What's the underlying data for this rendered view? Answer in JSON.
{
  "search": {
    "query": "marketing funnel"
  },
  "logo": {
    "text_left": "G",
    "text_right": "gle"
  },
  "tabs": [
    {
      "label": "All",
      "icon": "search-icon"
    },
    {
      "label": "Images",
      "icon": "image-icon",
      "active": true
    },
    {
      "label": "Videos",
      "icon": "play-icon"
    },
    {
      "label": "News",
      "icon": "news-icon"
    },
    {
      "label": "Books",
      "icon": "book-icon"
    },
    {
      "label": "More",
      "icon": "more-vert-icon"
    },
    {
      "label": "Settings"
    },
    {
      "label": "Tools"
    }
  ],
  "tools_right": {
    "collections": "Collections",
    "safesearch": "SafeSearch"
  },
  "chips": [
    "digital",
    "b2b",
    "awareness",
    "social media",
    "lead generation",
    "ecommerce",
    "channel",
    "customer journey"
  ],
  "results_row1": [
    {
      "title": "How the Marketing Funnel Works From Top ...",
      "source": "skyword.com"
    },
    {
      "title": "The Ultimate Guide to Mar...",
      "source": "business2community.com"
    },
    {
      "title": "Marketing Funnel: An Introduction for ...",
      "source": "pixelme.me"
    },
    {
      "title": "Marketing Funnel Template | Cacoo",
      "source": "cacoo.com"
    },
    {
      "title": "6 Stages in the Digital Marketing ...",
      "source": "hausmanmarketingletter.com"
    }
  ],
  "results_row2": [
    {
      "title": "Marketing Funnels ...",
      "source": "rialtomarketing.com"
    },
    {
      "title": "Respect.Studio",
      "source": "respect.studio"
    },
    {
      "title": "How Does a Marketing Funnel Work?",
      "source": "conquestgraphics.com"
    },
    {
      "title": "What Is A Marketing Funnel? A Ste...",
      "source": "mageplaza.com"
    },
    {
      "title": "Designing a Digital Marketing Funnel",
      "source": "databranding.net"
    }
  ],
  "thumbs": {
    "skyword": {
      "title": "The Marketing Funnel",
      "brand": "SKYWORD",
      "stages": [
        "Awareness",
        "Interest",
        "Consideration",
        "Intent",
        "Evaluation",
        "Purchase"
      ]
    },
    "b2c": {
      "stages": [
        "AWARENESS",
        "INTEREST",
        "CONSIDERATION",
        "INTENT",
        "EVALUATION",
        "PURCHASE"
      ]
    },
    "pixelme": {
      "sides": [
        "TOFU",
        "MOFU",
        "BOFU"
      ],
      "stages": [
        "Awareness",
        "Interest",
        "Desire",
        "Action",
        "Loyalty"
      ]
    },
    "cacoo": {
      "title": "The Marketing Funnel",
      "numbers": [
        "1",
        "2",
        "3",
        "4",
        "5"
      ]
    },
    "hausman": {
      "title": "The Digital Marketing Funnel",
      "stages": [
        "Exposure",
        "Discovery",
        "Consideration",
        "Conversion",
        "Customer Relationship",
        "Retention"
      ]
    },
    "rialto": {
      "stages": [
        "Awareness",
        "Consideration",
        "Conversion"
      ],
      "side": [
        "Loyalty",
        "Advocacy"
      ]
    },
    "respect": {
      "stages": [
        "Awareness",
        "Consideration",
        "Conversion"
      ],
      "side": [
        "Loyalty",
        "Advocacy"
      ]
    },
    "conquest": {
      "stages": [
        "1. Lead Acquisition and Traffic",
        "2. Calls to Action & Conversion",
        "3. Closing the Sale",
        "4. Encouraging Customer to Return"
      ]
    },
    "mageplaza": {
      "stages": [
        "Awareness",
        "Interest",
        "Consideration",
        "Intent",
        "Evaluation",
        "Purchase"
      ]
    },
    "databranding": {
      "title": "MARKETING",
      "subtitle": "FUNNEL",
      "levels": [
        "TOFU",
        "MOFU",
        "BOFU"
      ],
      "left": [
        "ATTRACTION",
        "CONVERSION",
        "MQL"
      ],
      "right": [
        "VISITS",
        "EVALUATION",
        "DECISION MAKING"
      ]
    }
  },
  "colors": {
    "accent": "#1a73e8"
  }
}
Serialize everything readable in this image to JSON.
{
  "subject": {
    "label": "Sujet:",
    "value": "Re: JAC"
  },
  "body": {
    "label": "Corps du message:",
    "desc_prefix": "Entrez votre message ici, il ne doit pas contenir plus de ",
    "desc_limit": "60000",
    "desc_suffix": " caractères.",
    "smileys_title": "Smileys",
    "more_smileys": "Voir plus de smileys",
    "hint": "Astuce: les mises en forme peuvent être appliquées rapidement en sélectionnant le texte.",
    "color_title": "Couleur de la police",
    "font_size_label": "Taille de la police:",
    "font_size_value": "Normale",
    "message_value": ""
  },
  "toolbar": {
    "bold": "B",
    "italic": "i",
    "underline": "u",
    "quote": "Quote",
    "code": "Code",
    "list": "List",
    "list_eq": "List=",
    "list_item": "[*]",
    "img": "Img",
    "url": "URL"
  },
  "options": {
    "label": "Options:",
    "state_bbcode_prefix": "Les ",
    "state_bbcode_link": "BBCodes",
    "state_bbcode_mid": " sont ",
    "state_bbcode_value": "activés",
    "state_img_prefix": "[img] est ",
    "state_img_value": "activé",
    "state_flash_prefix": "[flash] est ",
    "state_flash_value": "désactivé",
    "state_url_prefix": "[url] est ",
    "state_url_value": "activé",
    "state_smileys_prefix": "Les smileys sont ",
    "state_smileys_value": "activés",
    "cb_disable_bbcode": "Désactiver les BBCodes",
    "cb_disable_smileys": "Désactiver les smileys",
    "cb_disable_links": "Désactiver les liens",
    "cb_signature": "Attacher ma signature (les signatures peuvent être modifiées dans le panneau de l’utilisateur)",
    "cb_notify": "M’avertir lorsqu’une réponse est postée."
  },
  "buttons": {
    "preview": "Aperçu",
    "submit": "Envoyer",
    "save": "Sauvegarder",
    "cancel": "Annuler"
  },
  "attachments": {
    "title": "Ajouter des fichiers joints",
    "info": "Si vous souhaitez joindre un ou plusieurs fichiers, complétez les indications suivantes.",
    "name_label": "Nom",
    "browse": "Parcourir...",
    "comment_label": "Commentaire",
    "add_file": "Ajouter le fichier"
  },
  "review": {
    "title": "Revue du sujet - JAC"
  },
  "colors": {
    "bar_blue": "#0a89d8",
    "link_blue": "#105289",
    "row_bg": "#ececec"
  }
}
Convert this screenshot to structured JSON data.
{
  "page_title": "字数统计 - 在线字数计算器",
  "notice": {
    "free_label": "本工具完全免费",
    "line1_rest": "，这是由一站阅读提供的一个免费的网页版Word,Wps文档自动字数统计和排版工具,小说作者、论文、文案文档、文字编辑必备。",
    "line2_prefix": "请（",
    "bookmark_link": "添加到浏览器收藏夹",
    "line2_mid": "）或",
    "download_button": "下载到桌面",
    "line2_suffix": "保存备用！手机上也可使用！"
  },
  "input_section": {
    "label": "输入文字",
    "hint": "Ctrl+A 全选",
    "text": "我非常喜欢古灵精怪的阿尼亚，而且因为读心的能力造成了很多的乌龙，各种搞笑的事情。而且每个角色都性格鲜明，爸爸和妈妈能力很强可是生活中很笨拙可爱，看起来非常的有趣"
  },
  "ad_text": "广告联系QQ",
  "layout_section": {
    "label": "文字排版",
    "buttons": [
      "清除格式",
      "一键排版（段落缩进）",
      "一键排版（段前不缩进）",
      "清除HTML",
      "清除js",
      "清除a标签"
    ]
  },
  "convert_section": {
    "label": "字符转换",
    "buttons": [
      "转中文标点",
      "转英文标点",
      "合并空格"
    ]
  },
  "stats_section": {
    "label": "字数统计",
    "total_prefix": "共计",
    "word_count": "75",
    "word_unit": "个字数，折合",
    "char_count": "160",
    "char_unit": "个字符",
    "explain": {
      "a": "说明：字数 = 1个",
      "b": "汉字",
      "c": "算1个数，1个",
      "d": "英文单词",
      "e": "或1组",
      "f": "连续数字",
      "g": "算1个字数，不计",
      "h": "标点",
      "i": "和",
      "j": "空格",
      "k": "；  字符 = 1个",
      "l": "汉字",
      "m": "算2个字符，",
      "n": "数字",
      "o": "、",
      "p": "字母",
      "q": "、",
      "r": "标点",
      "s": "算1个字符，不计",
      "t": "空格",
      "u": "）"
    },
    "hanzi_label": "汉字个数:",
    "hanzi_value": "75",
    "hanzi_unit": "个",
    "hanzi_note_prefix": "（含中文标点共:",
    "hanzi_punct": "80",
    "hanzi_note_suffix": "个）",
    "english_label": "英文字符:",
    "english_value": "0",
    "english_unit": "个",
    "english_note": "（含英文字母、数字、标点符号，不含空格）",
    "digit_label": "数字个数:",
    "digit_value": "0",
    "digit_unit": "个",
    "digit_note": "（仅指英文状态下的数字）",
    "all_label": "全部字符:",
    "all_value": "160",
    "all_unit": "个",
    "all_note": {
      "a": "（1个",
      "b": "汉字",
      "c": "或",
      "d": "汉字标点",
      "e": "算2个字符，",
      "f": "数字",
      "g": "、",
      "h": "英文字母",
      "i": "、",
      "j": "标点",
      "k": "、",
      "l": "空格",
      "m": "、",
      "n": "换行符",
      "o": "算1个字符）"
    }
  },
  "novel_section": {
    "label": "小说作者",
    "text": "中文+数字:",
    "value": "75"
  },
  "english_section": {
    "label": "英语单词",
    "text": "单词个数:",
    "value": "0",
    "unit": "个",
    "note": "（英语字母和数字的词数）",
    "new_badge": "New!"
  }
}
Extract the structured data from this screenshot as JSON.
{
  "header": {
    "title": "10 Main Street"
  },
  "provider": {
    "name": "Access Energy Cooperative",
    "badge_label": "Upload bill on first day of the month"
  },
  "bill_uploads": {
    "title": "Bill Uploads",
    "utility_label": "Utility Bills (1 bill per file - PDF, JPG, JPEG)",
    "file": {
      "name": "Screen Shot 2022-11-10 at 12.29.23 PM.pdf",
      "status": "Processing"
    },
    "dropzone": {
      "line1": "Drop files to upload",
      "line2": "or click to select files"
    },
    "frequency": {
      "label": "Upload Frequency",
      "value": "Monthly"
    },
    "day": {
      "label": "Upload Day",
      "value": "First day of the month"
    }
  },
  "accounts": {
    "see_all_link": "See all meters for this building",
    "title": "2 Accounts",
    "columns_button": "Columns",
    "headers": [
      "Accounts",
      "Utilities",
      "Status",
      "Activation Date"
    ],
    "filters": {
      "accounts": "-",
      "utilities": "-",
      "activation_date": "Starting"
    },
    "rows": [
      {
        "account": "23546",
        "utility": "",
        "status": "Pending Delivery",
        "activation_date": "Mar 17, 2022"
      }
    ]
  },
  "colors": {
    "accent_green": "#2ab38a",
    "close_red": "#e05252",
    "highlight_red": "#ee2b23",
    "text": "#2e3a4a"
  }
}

- [Set task]: Look through the material and say how many lines hold "sont". Give the number only.

- [Result of the task]: 2